**Selected extract**

+---+

‘It’s not just about the ingredients’: What is toyyiban and its significance on halal principles

By Amanda Lim contact

- Last updated on GMT

Toyyiban simply means having the right intentions. ©GettyImages
Toyyiban simply means having the right intentions. ©GettyImages

Related tags: Halal cosmetics

As halal beauty becomes more commonplace in the market, one brand owner believes the halal market is in danger of becoming a ‘soulless’ endeavour without the incorporation of toyyiban.

Halal is an Arabic word used to describe products that are lawful and permissible under Shariah law.

For instance, halal-certified beauty products must not contain components like porcine ingredients, or any ingredients derived from animals that have been improperly slaughtered under Shariah principles.

Products that do not follow these rules are considered impermissible, or haram.

However, Mohamad Faisal Ahmad Fadzil, managing director of Malaysia-based halal brand Tanamera, believes that using permitted ingredients are just one part of the halal concept.

“Halal is one part of it and toyyiban is another. In fact, they are two that should be a part of one,” ​Faisal explained to CosmeticsDesign-Asia.

What exactly is toyyiban?

According to Faisal, toyyiban simply means having the right intentions. “When you have a halal product, but you are involved in unfair practices like bribery or child labour; no matter how halal the product is, it is still haram.”

In a less extreme example, Faisal elaborated that cosmetic companies must produce products that are safe and do what it says on the label.

“In my eyes, to put out a product that doesn’t work is not halal. Some people might disagree, but if you want to make a halal product, you must go all the way, that means looking into the ethics of it. Your product must work, must be safe and you cannot take advantage of your staff and consumers.”

Recently, due to the outbreak of the novel coronavirus (2019-nCoV), Tanamera has been experiencing a surge of orders and demands for its halal plant-based and alcohol-free hand sanitisers.

Faisal revealed that the company issued a firm notice to its distributors that they were not allowed to raise the prices of its hand sanitisers, because to do so would be not be in line with the toyyiban aspect of halal principles.

+---+

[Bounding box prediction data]
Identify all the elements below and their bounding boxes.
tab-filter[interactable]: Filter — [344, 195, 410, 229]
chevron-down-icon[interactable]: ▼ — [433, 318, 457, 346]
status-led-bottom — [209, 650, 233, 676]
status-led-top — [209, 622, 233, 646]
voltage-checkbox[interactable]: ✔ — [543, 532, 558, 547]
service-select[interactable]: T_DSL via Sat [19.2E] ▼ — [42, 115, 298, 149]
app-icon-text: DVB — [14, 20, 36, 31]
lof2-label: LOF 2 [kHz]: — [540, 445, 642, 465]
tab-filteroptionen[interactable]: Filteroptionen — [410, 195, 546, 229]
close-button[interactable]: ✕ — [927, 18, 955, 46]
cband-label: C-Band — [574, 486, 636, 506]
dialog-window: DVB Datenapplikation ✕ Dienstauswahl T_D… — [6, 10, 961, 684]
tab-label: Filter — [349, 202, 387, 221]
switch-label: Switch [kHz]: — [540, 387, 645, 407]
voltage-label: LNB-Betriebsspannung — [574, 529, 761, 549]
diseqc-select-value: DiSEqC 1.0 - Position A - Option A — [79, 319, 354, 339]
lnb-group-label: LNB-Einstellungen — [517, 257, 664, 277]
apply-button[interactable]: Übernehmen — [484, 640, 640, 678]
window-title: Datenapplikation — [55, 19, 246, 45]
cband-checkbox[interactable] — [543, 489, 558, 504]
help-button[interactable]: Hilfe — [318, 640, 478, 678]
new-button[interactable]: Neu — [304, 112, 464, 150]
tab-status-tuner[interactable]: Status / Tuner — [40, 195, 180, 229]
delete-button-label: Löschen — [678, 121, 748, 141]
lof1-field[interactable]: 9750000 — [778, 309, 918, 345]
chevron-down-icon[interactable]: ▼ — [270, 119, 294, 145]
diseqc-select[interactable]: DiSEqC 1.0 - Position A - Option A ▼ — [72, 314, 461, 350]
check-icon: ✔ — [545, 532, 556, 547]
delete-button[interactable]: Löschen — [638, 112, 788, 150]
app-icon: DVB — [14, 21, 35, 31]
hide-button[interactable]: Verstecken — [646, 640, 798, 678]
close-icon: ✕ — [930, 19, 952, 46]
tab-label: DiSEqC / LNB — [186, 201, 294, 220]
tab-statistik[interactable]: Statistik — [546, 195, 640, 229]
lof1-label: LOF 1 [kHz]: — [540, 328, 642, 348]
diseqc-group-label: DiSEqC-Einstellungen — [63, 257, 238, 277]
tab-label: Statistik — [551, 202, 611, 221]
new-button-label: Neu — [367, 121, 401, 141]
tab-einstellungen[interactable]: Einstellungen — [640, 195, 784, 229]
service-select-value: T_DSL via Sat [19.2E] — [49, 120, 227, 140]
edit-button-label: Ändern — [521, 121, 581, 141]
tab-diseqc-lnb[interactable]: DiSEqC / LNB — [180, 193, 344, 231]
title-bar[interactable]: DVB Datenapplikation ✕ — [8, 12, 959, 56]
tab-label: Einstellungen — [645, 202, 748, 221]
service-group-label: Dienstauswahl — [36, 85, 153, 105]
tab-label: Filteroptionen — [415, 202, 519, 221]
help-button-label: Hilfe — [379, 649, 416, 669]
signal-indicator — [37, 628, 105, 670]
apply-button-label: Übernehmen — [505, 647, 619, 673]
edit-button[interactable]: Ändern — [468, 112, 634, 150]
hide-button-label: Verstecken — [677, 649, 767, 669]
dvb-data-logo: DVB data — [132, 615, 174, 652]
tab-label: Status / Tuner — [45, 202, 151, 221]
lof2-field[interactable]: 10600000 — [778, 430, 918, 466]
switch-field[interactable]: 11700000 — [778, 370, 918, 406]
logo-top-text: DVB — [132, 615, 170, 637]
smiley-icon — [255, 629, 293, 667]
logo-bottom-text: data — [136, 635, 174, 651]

+---+

**Problem statement**
Pick up the article on toyyiban and halal principles after its last sentence and continue writing it.

**Answer to this exercise**
“When situations like this happen, people get desperate and we should not be trying to take advantage of their fears,” ​said Faisal.

Faisal lamented that the concept of toyyiban has very limited exposure compared to halal.

“Honestly, nobody is talking about it. But we should be, especially now when everyone is making halal everything. Halal clothing, halal cars, halal tourism… It’s becoming absolutely ridiculous. We talk a lot about halal ingredients and materials, but must we stop there? Shouldn’t it be bigger than that?”

He continued: “To me, toyyiban is such an important part of the halal ecosystem. It’s not just about the ingredients. Companies that want to be halal should take it into account. If not, its just a soulless practice.”

Certified and regulated

Faisal believes that recognising toyyiban with a certification is possible, citing the Fairtrade International certification as an example.

“How different are [Fairtrade Standards] from the toyyiban part of halal? All you need is someone to take action to start the certification.”

He noted that previously, companies and consumers placed emphasis on product and ingredients but today they are concerned about issues like animal welfare and environmentally friendly practices.

“Technically all this has nothing to do with the product itself, but it has become a very important part the marketing and communication.”

In the future, Faisal hopes the halal certification would come to mean more than just the ingredients used.

“Halal should incorporate everything from fairtrade, eco-friendly, sustainable practices. It should all be part of toyyiban.”